[What you need to do]:
Copy out all the records exactly.

[Input rows]:
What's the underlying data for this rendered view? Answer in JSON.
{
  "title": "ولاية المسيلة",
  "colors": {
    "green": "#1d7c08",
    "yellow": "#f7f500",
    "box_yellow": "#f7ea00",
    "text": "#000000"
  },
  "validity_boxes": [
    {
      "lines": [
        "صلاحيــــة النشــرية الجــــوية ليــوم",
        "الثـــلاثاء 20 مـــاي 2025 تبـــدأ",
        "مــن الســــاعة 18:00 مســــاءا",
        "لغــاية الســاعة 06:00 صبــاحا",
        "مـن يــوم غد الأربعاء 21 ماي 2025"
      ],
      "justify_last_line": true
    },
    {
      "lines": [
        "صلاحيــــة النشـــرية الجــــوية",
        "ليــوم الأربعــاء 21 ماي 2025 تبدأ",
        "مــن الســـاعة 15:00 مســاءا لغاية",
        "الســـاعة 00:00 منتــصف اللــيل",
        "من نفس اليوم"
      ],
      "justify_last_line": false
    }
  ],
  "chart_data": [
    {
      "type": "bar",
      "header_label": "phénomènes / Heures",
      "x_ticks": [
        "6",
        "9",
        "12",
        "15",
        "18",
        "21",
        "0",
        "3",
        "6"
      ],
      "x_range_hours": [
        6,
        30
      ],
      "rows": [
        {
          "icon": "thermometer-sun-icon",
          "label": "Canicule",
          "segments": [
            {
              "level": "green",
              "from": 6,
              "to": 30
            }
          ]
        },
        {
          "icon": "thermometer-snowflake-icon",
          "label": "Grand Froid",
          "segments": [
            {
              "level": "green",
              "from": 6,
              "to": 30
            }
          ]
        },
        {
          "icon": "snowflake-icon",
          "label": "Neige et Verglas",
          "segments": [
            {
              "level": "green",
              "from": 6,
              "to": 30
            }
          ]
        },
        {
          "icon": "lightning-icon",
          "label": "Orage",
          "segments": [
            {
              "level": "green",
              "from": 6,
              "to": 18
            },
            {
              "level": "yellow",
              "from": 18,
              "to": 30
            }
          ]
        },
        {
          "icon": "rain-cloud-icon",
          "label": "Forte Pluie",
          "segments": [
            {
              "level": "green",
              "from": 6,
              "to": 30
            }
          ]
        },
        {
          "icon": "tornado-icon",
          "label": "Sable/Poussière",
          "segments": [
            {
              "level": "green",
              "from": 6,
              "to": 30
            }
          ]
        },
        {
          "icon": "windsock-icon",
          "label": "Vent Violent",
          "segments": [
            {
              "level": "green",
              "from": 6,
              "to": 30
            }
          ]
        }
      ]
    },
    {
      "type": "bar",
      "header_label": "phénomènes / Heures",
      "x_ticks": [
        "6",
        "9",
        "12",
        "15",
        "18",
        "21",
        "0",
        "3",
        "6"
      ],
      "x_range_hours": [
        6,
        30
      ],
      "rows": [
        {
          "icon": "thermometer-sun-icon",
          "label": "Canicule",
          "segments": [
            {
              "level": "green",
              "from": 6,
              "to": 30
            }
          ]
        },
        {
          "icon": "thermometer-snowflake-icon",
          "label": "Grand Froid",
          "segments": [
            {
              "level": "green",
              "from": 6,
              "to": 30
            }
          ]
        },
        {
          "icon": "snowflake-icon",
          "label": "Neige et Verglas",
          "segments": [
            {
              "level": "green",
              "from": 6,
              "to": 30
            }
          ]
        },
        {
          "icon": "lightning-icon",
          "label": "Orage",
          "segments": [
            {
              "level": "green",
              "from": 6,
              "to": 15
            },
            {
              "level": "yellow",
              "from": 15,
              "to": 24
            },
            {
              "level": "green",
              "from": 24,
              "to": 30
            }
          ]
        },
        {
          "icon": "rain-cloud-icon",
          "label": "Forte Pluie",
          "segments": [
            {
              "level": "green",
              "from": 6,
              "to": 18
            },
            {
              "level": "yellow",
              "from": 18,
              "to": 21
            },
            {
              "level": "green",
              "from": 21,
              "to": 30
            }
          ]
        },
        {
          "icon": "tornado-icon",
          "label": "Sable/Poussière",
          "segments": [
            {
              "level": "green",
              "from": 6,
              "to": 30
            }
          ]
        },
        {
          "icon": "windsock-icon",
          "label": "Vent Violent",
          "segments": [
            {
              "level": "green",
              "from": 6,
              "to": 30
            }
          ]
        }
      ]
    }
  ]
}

[Response]:
What's the underlying data for this rendered view? Answer in JSON.
{
  "title": "ولاية المسيلة",
  "colors": {
    "green": "#1d7c08",
    "yellow": "#f7f500",
    "box_yellow": "#f7ea00",
    "text": "#000000"
  },
  "validity_boxes": [
    {
      "lines": [
        "صلاحيــــة النشــرية الجــــوية ليــوم",
        "الثـــلاثاء 20 مـــاي 2025 تبـــدأ",
        "مــن الســــاعة 18:00 مســــاءا",
        "لغــاية الســاعة 06:00 صبــاحا",
        "مـن يــوم غد الأربعاء 21 ماي 2025"
      ],
      "justify_last_line": true
    },
    {
      "lines": [
        "صلاحيــــة النشـــرية الجــــوية",
        "ليــوم الأربعــاء 21 ماي 2025 تبدأ",
        "مــن الســـاعة 15:00 مســاءا لغاية",
        "الســـاعة 00:00 منتــصف اللــيل",
        "من نفس اليوم"
      ],
      "justify_last_line": false
    }
  ],
  "chart_data": [
    {
      "type": "bar",
      "header_label": "phénomènes / Heures",
      "x_ticks": [
        "6",
        "9",
        "12",
        "15",
        "18",
        "21",
        "0",
        "3",
        "6"
      ],
      "x_range_hours": [
        6,
        30
      ],
      "rows": [
        {
          "icon": "thermometer-sun-icon",
          "label": "Canicule",
          "segments": [
            {
              "level": "green",
              "from": 6,
              "to": 30
            }
          ]
        },
        {
          "icon": "thermometer-snowflake-icon",
          "label": "Grand Froid",
          "segments": [
            {
              "level": "green",
              "from": 6,
              "to": 30
            }
          ]
        },
        {
          "icon": "snowflake-icon",
          "label": "Neige et Verglas",
          "segments": [
            {
              "level": "green",
              "from": 6,
              "to": 30
            }
          ]
        },
        {
          "icon": "lightning-icon",
          "label": "Orage",
          "segments": [
            {
              "level": "green",
              "from": 6,
              "to": 18
            },
            {
              "level": "yellow",
              "from": 18,
              "to": 30
            }
          ]
        },
        {
          "icon": "rain-cloud-icon",
          "label": "Forte Pluie",
          "segments": [
            {
              "level": "green",
              "from": 6,
              "to": 30
            }
          ]
        },
        {
          "icon": "tornado-icon",
          "label": "Sable/Poussière",
          "segments": [
            {
              "level": "green",
              "from": 6,
              "to": 30
            }
          ]
        },
        {
          "icon": "windsock-icon",
          "label": "Vent Violent",
          "segments": [
            {
              "level": "green",
              "from": 6,
              "to": 30
            }
          ]
        }
      ]
    },
    {
      "type": "bar",
      "header_label": "phénomènes / Heures",
      "x_ticks": [
        "6",
        "9",
        "12",
        "15",
        "18",
        "21",
        "0",
        "3",
        "6"
      ],
      "x_range_hours": [
        6,
        30
      ],
      "rows": [
        {
          "icon": "thermometer-sun-icon",
          "label": "Canicule",
          "segments": [
            {
              "level": "green",
              "from": 6,
              "to": 30
            }
          ]
        },
        {
          "icon": "thermometer-snowflake-icon",
          "label": "Grand Froid",
          "segments": [
            {
              "level": "green",
              "from": 6,
              "to": 30
            }
          ]
        },
        {
          "icon": "snowflake-icon",
          "label": "Neige et Verglas",
          "segments": [
            {
              "level": "green",
              "from": 6,
              "to": 30
            }
          ]
        },
        {
          "icon": "lightning-icon",
          "label": "Orage",
          "segments": [
            {
              "level": "green",
              "from": 6,
              "to": 15
            },
            {
              "level": "yellow",
              "from": 15,
              "to": 24
            },
            {
              "level": "green",
              "from": 24,
              "to": 30
            }
          ]
        },
        {
          "icon": "rain-cloud-icon",
          "label": "Forte Pluie",
          "segments": [
            {
              "level": "green",
              "from": 6,
              "to": 18
            },
            {
              "level": "yellow",
              "from": 18,
              "to": 21
            },
            {
              "level": "green",
              "from": 21,
              "to": 30
            }
          ]
        },
        {
          "icon": "tornado-icon",
          "label": "Sable/Poussière",
          "segments": [
            {
              "level": "green",
              "from": 6,
              "to": 30
            }
          ]
        },
        {
          "icon": "windsock-icon",
          "label": "Vent Violent",
          "segments": [
            {
              "level": "green",
              "from": 6,
              "to": 30
            }
          ]
        }
      ]
    }
  ]
}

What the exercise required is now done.